##### Exercise materials #####

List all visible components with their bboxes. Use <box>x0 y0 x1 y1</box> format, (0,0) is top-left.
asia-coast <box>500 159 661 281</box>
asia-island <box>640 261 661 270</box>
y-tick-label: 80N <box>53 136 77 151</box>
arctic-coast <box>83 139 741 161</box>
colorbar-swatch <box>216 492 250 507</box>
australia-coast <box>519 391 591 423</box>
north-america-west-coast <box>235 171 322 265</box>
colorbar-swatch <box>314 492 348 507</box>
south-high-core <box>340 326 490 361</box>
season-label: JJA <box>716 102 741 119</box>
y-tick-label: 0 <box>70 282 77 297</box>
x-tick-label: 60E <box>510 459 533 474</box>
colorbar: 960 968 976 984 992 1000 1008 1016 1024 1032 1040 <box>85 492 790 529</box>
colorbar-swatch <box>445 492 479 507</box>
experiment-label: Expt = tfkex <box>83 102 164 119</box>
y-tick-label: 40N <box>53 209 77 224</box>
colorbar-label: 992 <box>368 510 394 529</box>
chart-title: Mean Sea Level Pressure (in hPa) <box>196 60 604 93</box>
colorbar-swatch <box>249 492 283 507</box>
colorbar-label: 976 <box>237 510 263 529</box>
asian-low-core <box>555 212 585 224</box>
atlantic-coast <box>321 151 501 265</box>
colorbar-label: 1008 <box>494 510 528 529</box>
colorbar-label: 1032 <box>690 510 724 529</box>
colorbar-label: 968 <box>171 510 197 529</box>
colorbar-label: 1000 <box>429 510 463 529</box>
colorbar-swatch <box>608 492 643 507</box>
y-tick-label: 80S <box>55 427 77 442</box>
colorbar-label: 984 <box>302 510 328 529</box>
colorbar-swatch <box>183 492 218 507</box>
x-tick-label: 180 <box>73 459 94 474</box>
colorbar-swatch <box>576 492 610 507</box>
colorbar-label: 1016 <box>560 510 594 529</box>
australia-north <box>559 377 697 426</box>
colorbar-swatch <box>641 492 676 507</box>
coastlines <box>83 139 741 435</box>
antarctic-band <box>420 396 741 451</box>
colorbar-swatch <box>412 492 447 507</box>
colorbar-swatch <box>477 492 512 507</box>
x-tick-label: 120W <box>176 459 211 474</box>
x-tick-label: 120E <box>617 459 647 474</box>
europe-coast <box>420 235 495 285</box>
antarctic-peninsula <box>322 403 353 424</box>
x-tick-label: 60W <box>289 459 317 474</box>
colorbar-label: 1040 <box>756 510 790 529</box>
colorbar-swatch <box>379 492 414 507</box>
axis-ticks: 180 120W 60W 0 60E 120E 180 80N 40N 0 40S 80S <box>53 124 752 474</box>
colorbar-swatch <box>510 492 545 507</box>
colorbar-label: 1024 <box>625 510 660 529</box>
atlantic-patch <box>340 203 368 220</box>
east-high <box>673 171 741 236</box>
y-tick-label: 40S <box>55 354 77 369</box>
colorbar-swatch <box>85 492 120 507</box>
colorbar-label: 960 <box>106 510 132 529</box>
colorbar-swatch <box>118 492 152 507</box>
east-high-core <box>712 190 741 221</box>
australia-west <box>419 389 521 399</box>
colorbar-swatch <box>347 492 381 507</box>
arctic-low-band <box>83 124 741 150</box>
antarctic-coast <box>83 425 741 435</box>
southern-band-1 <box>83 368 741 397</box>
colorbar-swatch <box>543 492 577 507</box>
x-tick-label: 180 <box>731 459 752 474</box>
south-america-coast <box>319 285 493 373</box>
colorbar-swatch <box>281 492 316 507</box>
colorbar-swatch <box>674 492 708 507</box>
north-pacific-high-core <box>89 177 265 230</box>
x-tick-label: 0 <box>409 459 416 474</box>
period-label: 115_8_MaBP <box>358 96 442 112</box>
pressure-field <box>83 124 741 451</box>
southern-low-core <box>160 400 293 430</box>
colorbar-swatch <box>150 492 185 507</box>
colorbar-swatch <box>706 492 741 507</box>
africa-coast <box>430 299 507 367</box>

#####

» Exercise aim: Reproduce every line of the records above verbatim, preserving each character and the original line order.

» Task result:
List all visible components with their bboxes. Use <box>x0 y0 x1 y1</box> format, (0,0) is top-left.
asia-coast <box>500 159 661 281</box>
asia-island <box>640 261 661 270</box>
y-tick-label: 80N <box>53 136 77 151</box>
arctic-coast <box>83 139 741 161</box>
colorbar-swatch <box>216 492 250 507</box>
australia-coast <box>519 391 591 423</box>
north-america-west-coast <box>235 171 322 265</box>
colorbar-swatch <box>314 492 348 507</box>
south-high-core <box>340 326 490 361</box>
season-label: JJA <box>716 102 741 119</box>
y-tick-label: 0 <box>70 282 77 297</box>
x-tick-label: 60E <box>510 459 533 474</box>
colorbar: 960 968 976 984 992 1000 1008 1016 1024 1032 1040 <box>85 492 790 529</box>
colorbar-swatch <box>445 492 479 507</box>
experiment-label: Expt = tfkex <box>83 102 164 119</box>
y-tick-label: 40N <box>53 209 77 224</box>
colorbar-label: 992 <box>368 510 394 529</box>
chart-title: Mean Sea Level Pressure (in hPa) <box>196 60 604 93</box>
colorbar-swatch <box>249 492 283 507</box>
colorbar-label: 976 <box>237 510 263 529</box>
asian-low-core <box>555 212 585 224</box>
atlantic-coast <box>321 151 501 265</box>
colorbar-label: 1008 <box>494 510 528 529</box>
colorbar-label: 1032 <box>690 510 724 529</box>
colorbar-label: 968 <box>171 510 197 529</box>
colorbar-label: 1000 <box>429 510 463 529</box>
colorbar-swatch <box>608 492 643 507</box>
y-tick-label: 80S <box>55 427 77 442</box>
colorbar-label: 984 <box>302 510 328 529</box>
colorbar-swatch <box>183 492 218 507</box>
x-tick-label: 180 <box>73 459 94 474</box>
colorbar-swatch <box>576 492 610 507</box>
colorbar-label: 1016 <box>560 510 594 529</box>
australia-north <box>559 377 697 426</box>
colorbar-swatch <box>641 492 676 507</box>
coastlines <box>83 139 741 435</box>
antarctic-band <box>420 396 741 451</box>
colorbar-swatch <box>412 492 447 507</box>
colorbar-swatch <box>477 492 512 507</box>
x-tick-label: 120W <box>176 459 211 474</box>
x-tick-label: 120E <box>617 459 647 474</box>
europe-coast <box>420 235 495 285</box>
antarctic-peninsula <box>322 403 353 424</box>
x-tick-label: 60W <box>289 459 317 474</box>
colorbar-label: 1040 <box>756 510 790 529</box>
colorbar-swatch <box>379 492 414 507</box>
axis-ticks: 180 120W 60W 0 60E 120E 180 80N 40N 0 40S 80S <box>53 124 752 474</box>
colorbar-swatch <box>510 492 545 507</box>
colorbar-label: 1024 <box>625 510 660 529</box>
atlantic-patch <box>340 203 368 220</box>
east-high <box>673 171 741 236</box>
y-tick-label: 40S <box>55 354 77 369</box>
colorbar-swatch <box>85 492 120 507</box>
colorbar-label: 960 <box>106 510 132 529</box>
colorbar-swatch <box>118 492 152 507</box>
east-high-core <box>712 190 741 221</box>
australia-west <box>419 389 521 399</box>
colorbar-swatch <box>347 492 381 507</box>
arctic-low-band <box>83 124 741 150</box>
antarctic-coast <box>83 425 741 435</box>
southern-band-1 <box>83 368 741 397</box>
colorbar-swatch <box>543 492 577 507</box>
x-tick-label: 180 <box>731 459 752 474</box>
south-america-coast <box>319 285 493 373</box>
colorbar-swatch <box>281 492 316 507</box>
colorbar-swatch <box>674 492 708 507</box>
north-pacific-high-core <box>89 177 265 230</box>
x-tick-label: 0 <box>409 459 416 474</box>
period-label: 115_8_MaBP <box>358 96 442 112</box>
pressure-field <box>83 124 741 451</box>
southern-low-core <box>160 400 293 430</box>
colorbar-swatch <box>150 492 185 507</box>
colorbar-swatch <box>706 492 741 507</box>
africa-coast <box>430 299 507 367</box>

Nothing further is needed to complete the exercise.